**DATA IN THIS EXERCISE**.

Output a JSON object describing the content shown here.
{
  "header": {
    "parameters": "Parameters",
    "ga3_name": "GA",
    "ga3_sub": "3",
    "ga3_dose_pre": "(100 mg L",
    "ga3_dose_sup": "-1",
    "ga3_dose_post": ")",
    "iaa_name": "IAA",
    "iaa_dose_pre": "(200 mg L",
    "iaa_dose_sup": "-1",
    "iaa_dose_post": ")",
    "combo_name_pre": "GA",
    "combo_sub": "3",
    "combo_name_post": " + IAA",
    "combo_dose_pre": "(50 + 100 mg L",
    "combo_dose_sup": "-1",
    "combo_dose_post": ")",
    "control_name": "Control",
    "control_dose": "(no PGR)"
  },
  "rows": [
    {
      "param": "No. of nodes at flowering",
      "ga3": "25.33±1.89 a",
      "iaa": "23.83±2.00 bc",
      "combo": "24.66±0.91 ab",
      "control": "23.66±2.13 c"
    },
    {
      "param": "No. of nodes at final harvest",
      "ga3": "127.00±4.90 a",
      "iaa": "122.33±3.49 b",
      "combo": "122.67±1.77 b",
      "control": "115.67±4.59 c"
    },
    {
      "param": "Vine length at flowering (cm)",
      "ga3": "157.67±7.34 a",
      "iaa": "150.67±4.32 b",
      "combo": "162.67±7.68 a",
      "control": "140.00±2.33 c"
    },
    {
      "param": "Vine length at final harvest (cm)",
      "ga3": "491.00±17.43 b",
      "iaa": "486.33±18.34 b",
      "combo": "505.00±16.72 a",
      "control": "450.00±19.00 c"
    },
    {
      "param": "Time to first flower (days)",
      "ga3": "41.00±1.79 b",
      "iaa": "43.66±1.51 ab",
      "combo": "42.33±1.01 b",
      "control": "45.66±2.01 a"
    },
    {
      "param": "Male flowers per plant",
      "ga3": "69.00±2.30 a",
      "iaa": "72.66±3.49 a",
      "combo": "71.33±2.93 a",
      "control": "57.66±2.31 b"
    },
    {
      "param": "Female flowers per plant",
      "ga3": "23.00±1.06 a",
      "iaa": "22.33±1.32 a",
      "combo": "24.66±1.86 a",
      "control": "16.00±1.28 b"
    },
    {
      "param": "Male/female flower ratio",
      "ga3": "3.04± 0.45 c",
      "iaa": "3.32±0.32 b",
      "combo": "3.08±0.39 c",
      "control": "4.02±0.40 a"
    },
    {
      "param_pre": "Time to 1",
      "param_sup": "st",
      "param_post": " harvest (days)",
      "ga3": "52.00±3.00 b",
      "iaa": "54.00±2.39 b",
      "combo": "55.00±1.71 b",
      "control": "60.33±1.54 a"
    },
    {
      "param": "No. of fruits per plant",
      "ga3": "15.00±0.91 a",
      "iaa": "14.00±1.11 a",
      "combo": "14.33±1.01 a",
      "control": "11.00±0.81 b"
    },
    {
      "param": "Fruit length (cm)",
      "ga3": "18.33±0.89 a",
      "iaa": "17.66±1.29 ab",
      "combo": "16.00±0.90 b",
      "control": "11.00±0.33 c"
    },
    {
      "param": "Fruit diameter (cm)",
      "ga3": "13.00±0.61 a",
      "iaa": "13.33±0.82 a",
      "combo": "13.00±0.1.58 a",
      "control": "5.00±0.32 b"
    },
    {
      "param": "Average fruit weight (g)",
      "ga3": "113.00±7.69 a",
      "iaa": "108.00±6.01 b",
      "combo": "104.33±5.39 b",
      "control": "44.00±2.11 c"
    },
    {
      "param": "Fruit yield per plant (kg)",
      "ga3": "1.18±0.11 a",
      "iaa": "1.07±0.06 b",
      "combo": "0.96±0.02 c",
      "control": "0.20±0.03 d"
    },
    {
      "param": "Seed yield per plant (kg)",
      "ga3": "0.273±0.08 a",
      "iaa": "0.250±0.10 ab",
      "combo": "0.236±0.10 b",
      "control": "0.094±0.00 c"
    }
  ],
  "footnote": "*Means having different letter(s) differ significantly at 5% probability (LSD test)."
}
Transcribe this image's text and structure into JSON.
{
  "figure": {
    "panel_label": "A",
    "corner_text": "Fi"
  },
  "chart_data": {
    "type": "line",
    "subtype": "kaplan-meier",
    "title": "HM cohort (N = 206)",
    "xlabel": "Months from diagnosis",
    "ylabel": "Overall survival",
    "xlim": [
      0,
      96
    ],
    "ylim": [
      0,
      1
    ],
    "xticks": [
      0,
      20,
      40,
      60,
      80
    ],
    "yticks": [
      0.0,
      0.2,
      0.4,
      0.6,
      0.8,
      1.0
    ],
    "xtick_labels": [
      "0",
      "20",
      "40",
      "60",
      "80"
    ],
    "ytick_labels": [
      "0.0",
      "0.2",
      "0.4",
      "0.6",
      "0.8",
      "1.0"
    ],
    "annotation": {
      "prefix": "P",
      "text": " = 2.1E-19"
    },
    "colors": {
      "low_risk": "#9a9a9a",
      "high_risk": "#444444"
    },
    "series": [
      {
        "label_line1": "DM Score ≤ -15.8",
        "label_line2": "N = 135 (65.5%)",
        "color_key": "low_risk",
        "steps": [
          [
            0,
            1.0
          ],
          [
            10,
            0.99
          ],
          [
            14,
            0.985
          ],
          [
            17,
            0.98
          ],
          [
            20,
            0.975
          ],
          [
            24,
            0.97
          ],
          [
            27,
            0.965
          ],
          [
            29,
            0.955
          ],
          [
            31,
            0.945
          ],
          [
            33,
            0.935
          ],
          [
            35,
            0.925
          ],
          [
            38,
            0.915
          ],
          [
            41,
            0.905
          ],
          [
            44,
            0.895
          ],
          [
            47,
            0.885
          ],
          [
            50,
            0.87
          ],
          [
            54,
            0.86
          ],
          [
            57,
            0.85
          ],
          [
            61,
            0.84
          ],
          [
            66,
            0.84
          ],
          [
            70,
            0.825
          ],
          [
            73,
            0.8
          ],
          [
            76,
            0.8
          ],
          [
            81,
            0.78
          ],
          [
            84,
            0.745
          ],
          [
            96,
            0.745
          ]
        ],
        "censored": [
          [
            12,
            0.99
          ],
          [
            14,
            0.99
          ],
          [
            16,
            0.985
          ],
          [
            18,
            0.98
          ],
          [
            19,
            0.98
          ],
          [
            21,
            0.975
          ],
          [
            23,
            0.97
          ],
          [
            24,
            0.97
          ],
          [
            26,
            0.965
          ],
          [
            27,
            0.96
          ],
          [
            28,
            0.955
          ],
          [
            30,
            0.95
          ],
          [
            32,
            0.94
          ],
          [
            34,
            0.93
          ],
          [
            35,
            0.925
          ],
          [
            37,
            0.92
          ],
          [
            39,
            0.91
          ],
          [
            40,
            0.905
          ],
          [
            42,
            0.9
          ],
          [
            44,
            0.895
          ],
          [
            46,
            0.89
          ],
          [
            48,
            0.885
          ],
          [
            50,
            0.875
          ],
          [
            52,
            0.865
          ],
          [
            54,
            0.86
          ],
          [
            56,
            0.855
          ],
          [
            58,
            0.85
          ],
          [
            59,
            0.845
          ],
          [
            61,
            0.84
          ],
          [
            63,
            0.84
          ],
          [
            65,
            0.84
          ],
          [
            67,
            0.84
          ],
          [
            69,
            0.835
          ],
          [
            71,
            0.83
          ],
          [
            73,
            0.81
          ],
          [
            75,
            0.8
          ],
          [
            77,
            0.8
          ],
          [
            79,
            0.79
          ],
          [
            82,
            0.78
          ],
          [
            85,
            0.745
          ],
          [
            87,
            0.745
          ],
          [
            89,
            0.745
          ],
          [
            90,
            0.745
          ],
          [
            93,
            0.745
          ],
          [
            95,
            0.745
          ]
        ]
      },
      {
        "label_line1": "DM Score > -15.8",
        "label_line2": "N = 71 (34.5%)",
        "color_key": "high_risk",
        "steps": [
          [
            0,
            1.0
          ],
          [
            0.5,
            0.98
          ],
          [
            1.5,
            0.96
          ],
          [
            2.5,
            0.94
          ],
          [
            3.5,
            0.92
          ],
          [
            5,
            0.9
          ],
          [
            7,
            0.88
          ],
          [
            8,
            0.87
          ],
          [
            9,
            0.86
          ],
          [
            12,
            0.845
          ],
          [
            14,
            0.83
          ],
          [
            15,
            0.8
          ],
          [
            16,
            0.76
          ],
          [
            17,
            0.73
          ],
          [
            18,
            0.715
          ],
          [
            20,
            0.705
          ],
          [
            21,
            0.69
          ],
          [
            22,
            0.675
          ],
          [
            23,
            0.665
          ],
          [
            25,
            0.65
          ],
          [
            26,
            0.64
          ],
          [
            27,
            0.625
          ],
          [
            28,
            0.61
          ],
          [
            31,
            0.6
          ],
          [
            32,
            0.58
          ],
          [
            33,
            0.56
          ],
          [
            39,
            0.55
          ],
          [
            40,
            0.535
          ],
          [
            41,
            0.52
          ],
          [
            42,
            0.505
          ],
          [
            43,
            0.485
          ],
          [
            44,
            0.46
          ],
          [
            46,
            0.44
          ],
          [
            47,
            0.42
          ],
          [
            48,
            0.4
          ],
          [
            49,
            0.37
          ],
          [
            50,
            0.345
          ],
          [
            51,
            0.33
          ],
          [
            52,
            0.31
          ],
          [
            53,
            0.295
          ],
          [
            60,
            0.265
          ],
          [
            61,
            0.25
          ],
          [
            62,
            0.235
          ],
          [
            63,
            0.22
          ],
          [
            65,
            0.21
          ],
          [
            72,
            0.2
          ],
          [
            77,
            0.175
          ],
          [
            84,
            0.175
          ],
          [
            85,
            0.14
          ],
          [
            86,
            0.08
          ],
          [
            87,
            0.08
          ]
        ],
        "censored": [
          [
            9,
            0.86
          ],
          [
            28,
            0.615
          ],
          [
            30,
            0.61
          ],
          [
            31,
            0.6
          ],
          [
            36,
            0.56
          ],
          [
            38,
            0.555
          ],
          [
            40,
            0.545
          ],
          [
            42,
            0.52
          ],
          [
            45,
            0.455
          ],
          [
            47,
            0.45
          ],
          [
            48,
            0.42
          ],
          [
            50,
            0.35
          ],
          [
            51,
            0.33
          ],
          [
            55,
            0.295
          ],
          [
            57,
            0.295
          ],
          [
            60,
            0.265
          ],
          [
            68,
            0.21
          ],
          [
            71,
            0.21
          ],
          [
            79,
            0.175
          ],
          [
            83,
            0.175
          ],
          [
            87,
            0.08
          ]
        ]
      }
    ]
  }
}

**INSTRUCTIONS FOR THE TASK**. Show all lines from the data above in which the word "flowering" appears.

**FULL SOLUTION**.
      "param": "No. of nodes at flowering",
      "param": "Vine length at flowering (cm)",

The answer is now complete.